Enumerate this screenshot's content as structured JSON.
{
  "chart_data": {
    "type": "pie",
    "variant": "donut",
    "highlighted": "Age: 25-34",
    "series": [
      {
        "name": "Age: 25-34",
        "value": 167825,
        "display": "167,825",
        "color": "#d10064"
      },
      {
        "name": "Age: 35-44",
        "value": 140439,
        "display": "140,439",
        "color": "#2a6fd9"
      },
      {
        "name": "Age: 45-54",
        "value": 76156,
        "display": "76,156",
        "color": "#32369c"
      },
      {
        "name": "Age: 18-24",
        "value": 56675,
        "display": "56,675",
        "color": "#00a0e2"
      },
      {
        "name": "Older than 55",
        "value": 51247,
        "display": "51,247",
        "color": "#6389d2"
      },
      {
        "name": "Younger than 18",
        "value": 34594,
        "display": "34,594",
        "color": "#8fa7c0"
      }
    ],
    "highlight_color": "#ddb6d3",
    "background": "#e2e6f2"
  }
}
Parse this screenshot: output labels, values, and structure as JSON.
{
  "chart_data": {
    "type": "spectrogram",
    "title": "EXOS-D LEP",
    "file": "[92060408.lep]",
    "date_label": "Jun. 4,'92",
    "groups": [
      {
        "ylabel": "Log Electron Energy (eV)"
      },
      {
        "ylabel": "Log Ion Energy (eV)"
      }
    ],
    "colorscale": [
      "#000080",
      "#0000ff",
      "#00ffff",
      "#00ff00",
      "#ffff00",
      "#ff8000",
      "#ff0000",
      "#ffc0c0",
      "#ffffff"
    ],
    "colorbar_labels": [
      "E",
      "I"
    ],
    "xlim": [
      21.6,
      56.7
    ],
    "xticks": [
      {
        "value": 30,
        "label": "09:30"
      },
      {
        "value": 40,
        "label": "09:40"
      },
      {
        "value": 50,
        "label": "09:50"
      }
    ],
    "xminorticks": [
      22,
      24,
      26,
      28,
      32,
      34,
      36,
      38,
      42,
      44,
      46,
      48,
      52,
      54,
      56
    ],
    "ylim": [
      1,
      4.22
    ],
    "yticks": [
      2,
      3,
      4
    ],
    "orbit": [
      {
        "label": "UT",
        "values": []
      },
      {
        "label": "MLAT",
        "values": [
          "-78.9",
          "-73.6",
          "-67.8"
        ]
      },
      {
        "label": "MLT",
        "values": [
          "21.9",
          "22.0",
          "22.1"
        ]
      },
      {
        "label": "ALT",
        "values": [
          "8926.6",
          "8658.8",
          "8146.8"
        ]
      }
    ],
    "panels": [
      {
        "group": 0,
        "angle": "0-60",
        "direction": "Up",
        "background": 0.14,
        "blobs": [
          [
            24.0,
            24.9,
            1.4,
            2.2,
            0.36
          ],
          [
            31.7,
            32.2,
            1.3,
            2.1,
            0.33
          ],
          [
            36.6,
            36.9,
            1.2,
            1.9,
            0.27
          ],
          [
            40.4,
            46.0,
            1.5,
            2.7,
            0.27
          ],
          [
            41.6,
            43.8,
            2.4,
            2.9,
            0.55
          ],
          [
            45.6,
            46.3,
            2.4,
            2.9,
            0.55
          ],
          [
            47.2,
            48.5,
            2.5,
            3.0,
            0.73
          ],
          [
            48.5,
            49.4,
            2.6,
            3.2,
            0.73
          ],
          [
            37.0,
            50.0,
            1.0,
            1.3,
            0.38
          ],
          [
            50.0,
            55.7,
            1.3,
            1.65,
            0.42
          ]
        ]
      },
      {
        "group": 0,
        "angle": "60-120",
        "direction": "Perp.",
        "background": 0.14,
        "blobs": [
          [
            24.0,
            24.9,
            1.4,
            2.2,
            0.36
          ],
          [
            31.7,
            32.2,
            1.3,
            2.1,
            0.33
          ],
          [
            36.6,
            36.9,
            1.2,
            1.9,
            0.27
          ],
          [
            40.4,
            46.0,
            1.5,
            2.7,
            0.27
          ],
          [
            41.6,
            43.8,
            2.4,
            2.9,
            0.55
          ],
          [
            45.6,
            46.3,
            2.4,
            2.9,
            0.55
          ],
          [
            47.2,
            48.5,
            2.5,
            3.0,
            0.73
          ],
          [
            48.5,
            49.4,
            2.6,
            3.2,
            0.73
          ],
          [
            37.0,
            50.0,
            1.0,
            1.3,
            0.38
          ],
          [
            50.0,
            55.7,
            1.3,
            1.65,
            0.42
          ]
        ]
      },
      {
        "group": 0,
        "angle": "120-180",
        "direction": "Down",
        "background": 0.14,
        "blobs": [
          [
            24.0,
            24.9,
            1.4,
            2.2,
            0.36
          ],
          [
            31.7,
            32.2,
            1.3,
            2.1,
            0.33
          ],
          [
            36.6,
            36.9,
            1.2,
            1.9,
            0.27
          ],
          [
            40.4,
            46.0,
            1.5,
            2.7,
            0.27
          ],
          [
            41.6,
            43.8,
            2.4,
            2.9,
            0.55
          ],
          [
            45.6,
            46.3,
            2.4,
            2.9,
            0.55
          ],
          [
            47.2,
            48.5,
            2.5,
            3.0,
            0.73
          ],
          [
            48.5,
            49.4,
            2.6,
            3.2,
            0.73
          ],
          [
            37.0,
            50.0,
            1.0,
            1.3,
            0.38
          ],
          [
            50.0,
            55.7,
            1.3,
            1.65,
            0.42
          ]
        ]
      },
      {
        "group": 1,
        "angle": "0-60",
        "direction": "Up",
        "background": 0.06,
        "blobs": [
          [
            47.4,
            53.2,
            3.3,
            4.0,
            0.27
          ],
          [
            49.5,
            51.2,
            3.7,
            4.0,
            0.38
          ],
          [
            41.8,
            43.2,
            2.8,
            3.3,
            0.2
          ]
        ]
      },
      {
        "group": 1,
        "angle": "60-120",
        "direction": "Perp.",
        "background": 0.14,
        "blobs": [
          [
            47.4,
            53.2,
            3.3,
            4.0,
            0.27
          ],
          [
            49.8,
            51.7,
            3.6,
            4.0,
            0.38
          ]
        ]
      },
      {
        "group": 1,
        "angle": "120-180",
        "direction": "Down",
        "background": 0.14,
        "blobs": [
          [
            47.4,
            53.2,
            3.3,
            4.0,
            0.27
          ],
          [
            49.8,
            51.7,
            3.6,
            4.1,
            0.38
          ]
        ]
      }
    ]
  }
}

+===+

What to work on
The listing above must be transcribed exactly, line by line.

Solution
Enumerate this screenshot's content as structured JSON.
{
  "chart_data": {
    "type": "pie",
    "variant": "donut",
    "highlighted": "Age: 25-34",
    "series": [
      {
        "name": "Age: 25-34",
        "value": 167825,
        "display": "167,825",
        "color": "#d10064"
      },
      {
        "name": "Age: 35-44",
        "value": 140439,
        "display": "140,439",
        "color": "#2a6fd9"
      },
      {
        "name": "Age: 45-54",
        "value": 76156,
        "display": "76,156",
        "color": "#32369c"
      },
      {
        "name": "Age: 18-24",
        "value": 56675,
        "display": "56,675",
        "color": "#00a0e2"
      },
      {
        "name": "Older than 55",
        "value": 51247,
        "display": "51,247",
        "color": "#6389d2"
      },
      {
        "name": "Younger than 18",
        "value": 34594,
        "display": "34,594",
        "color": "#8fa7c0"
      }
    ],
    "highlight_color": "#ddb6d3",
    "background": "#e2e6f2"
  }
}
Parse this screenshot: output labels, values, and structure as JSON.
{
  "chart_data": {
    "type": "spectrogram",
    "title": "EXOS-D LEP",
    "file": "[92060408.lep]",
    "date_label": "Jun. 4,'92",
    "groups": [
      {
        "ylabel": "Log Electron Energy (eV)"
      },
      {
        "ylabel": "Log Ion Energy (eV)"
      }
    ],
    "colorscale": [
      "#000080",
      "#0000ff",
      "#00ffff",
      "#00ff00",
      "#ffff00",
      "#ff8000",
      "#ff0000",
      "#ffc0c0",
      "#ffffff"
    ],
    "colorbar_labels": [
      "E",
      "I"
    ],
    "xlim": [
      21.6,
      56.7
    ],
    "xticks": [
      {
        "value": 30,
        "label": "09:30"
      },
      {
        "value": 40,
        "label": "09:40"
      },
      {
        "value": 50,
        "label": "09:50"
      }
    ],
    "xminorticks": [
      22,
      24,
      26,
      28,
      32,
      34,
      36,
      38,
      42,
      44,
      46,
      48,
      52,
      54,
      56
    ],
    "ylim": [
      1,
      4.22
    ],
    "yticks": [
      2,
      3,
      4
    ],
    "orbit": [
      {
        "label": "UT",
        "values": []
      },
      {
        "label": "MLAT",
        "values": [
          "-78.9",
          "-73.6",
          "-67.8"
        ]
      },
      {
        "label": "MLT",
        "values": [
          "21.9",
          "22.0",
          "22.1"
        ]
      },
      {
        "label": "ALT",
        "values": [
          "8926.6",
          "8658.8",
          "8146.8"
        ]
      }
    ],
    "panels": [
      {
        "group": 0,
        "angle": "0-60",
        "direction": "Up",
        "background": 0.14,
        "blobs": [
          [
            24.0,
            24.9,
            1.4,
            2.2,
            0.36
          ],
          [
            31.7,
            32.2,
            1.3,
            2.1,
            0.33
          ],
          [
            36.6,
            36.9,
            1.2,
            1.9,
            0.27
          ],
          [
            40.4,
            46.0,
            1.5,
            2.7,
            0.27
          ],
          [
            41.6,
            43.8,
            2.4,
            2.9,
            0.55
          ],
          [
            45.6,
            46.3,
            2.4,
            2.9,
            0.55
          ],
          [
            47.2,
            48.5,
            2.5,
            3.0,
            0.73
          ],
          [
            48.5,
            49.4,
            2.6,
            3.2,
            0.73
          ],
          [
            37.0,
            50.0,
            1.0,
            1.3,
            0.38
          ],
          [
            50.0,
            55.7,
            1.3,
            1.65,
            0.42
          ]
        ]
      },
      {
        "group": 0,
        "angle": "60-120",
        "direction": "Perp.",
        "background": 0.14,
        "blobs": [
          [
            24.0,
            24.9,
            1.4,
            2.2,
            0.36
          ],
          [
            31.7,
            32.2,
            1.3,
            2.1,
            0.33
          ],
          [
            36.6,
            36.9,
            1.2,
            1.9,
            0.27
          ],
          [
            40.4,
            46.0,
            1.5,
            2.7,
            0.27
          ],
          [
            41.6,
            43.8,
            2.4,
            2.9,
            0.55
          ],
          [
            45.6,
            46.3,
            2.4,
            2.9,
            0.55
          ],
          [
            47.2,
            48.5,
            2.5,
            3.0,
            0.73
          ],
          [
            48.5,
            49.4,
            2.6,
            3.2,
            0.73
          ],
          [
            37.0,
            50.0,
            1.0,
            1.3,
            0.38
          ],
          [
            50.0,
            55.7,
            1.3,
            1.65,
            0.42
          ]
        ]
      },
      {
        "group": 0,
        "angle": "120-180",
        "direction": "Down",
        "background": 0.14,
        "blobs": [
          [
            24.0,
            24.9,
            1.4,
            2.2,
            0.36
          ],
          [
            31.7,
            32.2,
            1.3,
            2.1,
            0.33
          ],
          [
            36.6,
            36.9,
            1.2,
            1.9,
            0.27
          ],
          [
            40.4,
            46.0,
            1.5,
            2.7,
            0.27
          ],
          [
            41.6,
            43.8,
            2.4,
            2.9,
            0.55
          ],
          [
            45.6,
            46.3,
            2.4,
            2.9,
            0.55
          ],
          [
            47.2,
            48.5,
            2.5,
            3.0,
            0.73
          ],
          [
            48.5,
            49.4,
            2.6,
            3.2,
            0.73
          ],
          [
            37.0,
            50.0,
            1.0,
            1.3,
            0.38
          ],
          [
            50.0,
            55.7,
            1.3,
            1.65,
            0.42
          ]
        ]
      },
      {
        "group": 1,
        "angle": "0-60",
        "direction": "Up",
        "background": 0.06,
        "blobs": [
          [
            47.4,
            53.2,
            3.3,
            4.0,
            0.27
          ],
          [
            49.5,
            51.2,
            3.7,
            4.0,
            0.38
          ],
          [
            41.8,
            43.2,
            2.8,
            3.3,
            0.2
          ]
        ]
      },
      {
        "group": 1,
        "angle": "60-120",
        "direction": "Perp.",
        "background": 0.14,
        "blobs": [
          [
            47.4,
            53.2,
            3.3,
            4.0,
            0.27
          ],
          [
            49.8,
            51.7,
            3.6,
            4.0,
            0.38
          ]
        ]
      },
      {
        "group": 1,
        "angle": "120-180",
        "direction": "Down",
        "background": 0.14,
        "blobs": [
          [
            47.4,
            53.2,
            3.3,
            4.0,
            0.27
          ],
          [
            49.8,
            51.7,
            3.6,
            4.1,
            0.38
          ]
        ]
      }
    ]
  }
}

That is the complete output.